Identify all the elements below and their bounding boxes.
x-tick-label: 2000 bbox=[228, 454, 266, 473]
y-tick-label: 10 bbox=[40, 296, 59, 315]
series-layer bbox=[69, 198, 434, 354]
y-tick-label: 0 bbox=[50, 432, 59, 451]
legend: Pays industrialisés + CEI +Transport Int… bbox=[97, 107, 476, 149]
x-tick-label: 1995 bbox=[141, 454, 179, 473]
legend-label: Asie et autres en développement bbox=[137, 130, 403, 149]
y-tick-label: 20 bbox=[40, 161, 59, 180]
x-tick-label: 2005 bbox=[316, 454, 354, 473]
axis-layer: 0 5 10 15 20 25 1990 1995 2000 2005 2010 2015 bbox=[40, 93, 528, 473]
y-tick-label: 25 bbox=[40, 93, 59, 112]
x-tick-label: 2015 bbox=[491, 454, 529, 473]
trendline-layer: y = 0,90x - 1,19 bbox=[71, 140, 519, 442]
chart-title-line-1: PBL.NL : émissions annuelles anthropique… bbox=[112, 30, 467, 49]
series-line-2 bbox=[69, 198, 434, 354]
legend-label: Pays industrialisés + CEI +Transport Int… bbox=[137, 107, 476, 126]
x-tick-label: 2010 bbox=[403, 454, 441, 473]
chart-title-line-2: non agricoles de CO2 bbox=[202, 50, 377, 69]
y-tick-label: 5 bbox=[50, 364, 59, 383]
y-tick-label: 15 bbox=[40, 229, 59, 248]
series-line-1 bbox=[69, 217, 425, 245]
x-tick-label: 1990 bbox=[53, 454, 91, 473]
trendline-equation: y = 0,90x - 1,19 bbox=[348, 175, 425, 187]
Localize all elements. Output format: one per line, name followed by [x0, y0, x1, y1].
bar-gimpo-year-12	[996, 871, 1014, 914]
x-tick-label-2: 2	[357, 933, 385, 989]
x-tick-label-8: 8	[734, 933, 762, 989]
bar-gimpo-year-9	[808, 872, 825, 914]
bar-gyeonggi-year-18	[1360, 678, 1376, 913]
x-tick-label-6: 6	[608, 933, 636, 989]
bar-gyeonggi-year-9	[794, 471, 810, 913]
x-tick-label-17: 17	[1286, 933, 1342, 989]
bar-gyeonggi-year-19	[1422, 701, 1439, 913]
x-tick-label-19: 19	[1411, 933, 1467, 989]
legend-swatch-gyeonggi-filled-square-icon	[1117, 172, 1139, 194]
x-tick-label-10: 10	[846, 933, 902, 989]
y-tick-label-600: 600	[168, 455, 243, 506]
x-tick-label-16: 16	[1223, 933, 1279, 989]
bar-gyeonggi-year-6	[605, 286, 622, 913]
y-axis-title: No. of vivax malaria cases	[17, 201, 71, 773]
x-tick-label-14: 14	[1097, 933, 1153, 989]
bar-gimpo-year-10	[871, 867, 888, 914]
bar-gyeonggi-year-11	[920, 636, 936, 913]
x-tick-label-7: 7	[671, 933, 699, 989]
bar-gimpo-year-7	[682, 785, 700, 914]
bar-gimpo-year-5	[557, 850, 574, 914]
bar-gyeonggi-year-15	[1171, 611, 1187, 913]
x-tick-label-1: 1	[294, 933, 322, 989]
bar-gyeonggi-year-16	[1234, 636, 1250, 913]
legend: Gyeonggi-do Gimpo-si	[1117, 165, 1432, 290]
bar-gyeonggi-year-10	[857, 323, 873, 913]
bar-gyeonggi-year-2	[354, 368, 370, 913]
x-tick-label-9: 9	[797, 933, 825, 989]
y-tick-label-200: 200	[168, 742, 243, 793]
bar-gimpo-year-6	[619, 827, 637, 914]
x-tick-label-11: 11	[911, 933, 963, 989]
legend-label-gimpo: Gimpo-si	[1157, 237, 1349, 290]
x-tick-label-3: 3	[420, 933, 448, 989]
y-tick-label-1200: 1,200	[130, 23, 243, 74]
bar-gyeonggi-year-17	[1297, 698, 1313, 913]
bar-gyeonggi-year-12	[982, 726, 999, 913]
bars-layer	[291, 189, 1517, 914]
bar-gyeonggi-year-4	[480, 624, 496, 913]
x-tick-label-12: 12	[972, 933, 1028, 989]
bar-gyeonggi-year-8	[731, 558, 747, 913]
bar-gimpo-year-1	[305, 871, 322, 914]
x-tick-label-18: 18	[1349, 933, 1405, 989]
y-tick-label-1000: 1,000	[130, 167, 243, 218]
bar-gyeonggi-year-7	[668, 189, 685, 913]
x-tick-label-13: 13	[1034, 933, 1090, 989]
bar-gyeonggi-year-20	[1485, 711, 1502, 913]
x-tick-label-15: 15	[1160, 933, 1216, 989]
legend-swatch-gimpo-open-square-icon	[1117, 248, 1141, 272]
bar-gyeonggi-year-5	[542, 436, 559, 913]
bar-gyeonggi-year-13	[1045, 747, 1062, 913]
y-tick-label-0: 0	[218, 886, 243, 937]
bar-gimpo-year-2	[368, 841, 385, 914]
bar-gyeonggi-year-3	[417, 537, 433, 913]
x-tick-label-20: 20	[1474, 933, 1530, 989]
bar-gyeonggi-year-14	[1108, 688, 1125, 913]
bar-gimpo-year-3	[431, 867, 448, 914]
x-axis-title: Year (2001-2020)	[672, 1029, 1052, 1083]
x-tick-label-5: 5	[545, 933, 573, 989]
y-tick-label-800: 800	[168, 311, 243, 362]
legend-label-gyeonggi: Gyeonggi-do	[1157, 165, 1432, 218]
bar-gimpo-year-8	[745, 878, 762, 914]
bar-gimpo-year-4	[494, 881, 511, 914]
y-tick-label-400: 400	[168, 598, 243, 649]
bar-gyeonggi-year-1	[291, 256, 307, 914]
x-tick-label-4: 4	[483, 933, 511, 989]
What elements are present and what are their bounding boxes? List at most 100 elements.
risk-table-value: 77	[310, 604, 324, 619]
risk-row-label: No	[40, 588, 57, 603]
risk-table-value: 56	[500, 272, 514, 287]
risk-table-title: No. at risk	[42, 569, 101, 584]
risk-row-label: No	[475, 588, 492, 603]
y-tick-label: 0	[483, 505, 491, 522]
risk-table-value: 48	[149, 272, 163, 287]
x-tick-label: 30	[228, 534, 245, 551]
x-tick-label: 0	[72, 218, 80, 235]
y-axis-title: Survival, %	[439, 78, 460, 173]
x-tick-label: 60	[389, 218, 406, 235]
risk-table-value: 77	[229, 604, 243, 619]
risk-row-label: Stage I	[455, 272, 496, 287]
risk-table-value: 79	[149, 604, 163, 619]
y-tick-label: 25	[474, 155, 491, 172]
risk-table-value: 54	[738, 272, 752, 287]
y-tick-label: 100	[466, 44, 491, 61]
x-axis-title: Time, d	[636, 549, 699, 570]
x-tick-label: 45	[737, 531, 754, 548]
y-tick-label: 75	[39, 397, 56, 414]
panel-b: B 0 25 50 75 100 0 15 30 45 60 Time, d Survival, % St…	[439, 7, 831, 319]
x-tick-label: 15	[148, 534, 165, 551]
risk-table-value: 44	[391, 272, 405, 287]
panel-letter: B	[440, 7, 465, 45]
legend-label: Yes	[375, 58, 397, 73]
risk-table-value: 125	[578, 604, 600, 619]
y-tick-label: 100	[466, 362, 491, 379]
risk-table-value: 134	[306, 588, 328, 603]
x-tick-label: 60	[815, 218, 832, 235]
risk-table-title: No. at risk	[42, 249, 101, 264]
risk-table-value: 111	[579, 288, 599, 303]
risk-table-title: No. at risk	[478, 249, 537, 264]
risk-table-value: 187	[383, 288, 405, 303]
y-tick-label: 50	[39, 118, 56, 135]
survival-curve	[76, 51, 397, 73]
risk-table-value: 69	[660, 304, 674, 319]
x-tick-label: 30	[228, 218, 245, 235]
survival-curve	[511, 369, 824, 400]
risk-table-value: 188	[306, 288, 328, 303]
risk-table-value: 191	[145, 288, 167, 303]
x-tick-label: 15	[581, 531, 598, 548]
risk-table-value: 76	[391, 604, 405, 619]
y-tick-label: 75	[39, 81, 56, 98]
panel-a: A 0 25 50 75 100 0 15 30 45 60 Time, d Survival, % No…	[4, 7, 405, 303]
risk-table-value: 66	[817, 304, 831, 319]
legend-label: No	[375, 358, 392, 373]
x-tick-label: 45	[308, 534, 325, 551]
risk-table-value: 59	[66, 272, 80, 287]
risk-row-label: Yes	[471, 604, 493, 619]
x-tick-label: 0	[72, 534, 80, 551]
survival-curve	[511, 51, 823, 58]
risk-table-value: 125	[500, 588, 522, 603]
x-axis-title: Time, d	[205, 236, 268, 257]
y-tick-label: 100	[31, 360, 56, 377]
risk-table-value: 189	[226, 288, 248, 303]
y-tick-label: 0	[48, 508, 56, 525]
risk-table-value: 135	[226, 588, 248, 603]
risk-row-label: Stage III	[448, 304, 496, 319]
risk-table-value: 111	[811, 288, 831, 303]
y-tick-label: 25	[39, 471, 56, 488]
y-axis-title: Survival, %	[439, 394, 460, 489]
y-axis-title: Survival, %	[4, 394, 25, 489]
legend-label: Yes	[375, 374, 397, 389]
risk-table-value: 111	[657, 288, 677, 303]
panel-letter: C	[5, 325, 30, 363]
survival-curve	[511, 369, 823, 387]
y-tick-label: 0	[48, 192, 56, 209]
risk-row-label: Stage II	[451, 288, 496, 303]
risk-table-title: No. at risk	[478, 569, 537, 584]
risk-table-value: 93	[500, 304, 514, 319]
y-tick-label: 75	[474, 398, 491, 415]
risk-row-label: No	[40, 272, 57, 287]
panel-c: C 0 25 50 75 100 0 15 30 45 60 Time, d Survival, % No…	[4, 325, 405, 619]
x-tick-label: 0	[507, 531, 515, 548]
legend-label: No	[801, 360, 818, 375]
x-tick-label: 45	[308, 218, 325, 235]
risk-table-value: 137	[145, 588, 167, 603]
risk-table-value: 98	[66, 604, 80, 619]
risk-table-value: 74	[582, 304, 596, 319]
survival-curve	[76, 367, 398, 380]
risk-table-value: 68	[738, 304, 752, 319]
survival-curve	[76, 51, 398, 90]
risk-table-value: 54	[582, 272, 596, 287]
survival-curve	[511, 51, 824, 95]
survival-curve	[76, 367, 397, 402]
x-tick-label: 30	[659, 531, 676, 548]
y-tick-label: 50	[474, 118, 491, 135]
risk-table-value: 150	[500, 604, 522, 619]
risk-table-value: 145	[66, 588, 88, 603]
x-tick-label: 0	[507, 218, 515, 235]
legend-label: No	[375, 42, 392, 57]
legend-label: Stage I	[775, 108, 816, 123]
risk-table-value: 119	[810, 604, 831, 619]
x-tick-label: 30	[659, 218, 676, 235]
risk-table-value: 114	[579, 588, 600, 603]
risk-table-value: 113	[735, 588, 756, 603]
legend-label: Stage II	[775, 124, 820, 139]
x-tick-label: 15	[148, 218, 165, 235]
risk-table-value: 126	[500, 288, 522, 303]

+---+

**Task details:** Convert the lines from the start of the rows through the line containing "y-tick-label: 0 bbox=[50, 432, 59, 451]" into a Markdown table with columns Number and Record line, skipping any blank lines.

**Response for this exercise:**
| Number | Record line |
|---|---|
| 1 | Identify all the elements below and their bounding boxes. |
| 2 | x-tick-label: 2000 bbox=[228, 454, 266, 473] |
| 3 | y-tick-label: 10 bbox=[40, 296, 59, 315] |
| 4 | series-layer bbox=[69, 198, 434, 354] |
| 5 | y-tick-label: 0 bbox=[50, 432, 59, 451] |